• STORED ROWS:
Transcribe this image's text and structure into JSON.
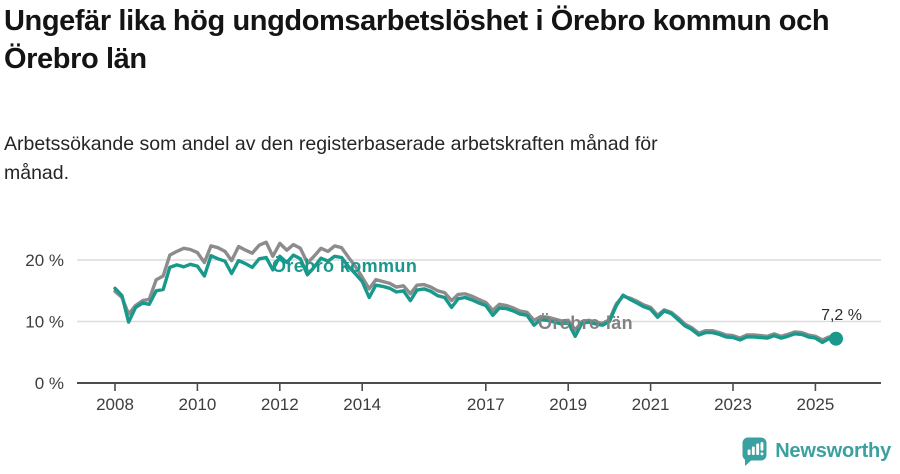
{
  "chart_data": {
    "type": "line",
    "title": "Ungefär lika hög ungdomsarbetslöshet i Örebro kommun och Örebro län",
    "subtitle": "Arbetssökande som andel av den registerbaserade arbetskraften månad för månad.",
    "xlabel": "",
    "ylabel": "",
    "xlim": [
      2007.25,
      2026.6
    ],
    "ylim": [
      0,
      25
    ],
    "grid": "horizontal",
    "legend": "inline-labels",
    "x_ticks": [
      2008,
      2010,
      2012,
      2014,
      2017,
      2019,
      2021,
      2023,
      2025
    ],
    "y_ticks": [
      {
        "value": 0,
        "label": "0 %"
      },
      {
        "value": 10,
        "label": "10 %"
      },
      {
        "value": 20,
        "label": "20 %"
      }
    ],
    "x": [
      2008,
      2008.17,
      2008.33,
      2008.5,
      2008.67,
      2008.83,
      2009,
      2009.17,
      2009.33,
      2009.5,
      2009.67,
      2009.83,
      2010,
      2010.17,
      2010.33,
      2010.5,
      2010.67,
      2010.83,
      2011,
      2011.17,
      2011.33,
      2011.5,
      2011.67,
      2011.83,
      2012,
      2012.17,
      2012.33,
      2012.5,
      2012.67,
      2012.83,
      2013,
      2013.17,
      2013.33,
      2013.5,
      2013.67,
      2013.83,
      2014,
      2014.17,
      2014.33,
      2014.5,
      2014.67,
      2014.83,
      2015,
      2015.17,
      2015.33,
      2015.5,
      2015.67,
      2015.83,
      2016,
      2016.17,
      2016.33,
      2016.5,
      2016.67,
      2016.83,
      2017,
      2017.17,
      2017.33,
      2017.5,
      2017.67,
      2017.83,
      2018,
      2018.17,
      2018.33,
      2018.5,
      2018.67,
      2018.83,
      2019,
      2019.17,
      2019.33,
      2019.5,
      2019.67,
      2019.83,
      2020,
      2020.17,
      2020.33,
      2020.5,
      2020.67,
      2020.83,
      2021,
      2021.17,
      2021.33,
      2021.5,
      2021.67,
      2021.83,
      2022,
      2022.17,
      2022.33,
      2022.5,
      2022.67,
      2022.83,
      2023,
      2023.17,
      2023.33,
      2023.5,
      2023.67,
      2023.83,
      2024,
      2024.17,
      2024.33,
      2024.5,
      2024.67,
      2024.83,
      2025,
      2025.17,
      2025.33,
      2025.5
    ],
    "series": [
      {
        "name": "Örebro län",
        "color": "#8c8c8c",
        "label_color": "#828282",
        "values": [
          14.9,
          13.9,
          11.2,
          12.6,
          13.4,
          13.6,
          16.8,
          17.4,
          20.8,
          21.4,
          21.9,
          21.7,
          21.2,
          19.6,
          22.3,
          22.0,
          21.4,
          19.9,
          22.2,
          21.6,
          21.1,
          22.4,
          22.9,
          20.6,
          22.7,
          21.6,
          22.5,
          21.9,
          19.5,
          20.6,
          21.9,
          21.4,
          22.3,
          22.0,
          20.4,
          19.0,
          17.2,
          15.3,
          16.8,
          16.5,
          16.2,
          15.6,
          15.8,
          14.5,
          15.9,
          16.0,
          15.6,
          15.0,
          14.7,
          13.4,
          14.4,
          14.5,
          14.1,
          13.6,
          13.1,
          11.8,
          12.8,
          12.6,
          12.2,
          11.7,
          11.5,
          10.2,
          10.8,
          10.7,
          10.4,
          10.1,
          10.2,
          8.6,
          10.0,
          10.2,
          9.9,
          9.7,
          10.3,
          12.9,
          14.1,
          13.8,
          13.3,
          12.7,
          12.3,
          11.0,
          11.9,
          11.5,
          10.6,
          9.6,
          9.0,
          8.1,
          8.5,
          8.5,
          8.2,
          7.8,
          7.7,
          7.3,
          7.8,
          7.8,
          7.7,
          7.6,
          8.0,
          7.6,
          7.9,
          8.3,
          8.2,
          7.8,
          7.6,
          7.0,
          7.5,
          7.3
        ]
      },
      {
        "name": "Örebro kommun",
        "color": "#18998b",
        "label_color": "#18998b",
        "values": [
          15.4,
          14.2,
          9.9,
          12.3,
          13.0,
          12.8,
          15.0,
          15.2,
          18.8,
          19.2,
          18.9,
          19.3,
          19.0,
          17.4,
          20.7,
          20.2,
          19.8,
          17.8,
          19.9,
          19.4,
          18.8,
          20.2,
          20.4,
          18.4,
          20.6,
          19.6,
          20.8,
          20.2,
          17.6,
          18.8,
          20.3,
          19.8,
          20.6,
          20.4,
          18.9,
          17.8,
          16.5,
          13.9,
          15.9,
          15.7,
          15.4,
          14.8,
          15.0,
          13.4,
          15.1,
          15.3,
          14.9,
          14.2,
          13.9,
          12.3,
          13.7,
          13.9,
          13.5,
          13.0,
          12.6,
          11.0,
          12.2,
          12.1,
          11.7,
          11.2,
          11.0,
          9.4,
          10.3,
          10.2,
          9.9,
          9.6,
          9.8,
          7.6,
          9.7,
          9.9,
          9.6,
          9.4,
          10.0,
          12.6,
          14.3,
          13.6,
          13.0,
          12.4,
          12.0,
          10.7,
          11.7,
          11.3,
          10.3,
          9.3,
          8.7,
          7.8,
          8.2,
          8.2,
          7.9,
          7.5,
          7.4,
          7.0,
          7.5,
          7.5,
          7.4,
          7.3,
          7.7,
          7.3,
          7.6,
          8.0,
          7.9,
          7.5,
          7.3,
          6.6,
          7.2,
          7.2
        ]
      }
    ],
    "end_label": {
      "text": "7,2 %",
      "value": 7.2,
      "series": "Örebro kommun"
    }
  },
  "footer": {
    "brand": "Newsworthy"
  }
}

• GOAL: In the records above, find the lines containing "kommun" and copy them.

• WRITTEN SOLUTION:
    "title": "Ungefär lika hög ungdomsarbetslöshet i Örebro kommun och Örebro län",
        "name": "Örebro kommun",
      "series": "Örebro kommun"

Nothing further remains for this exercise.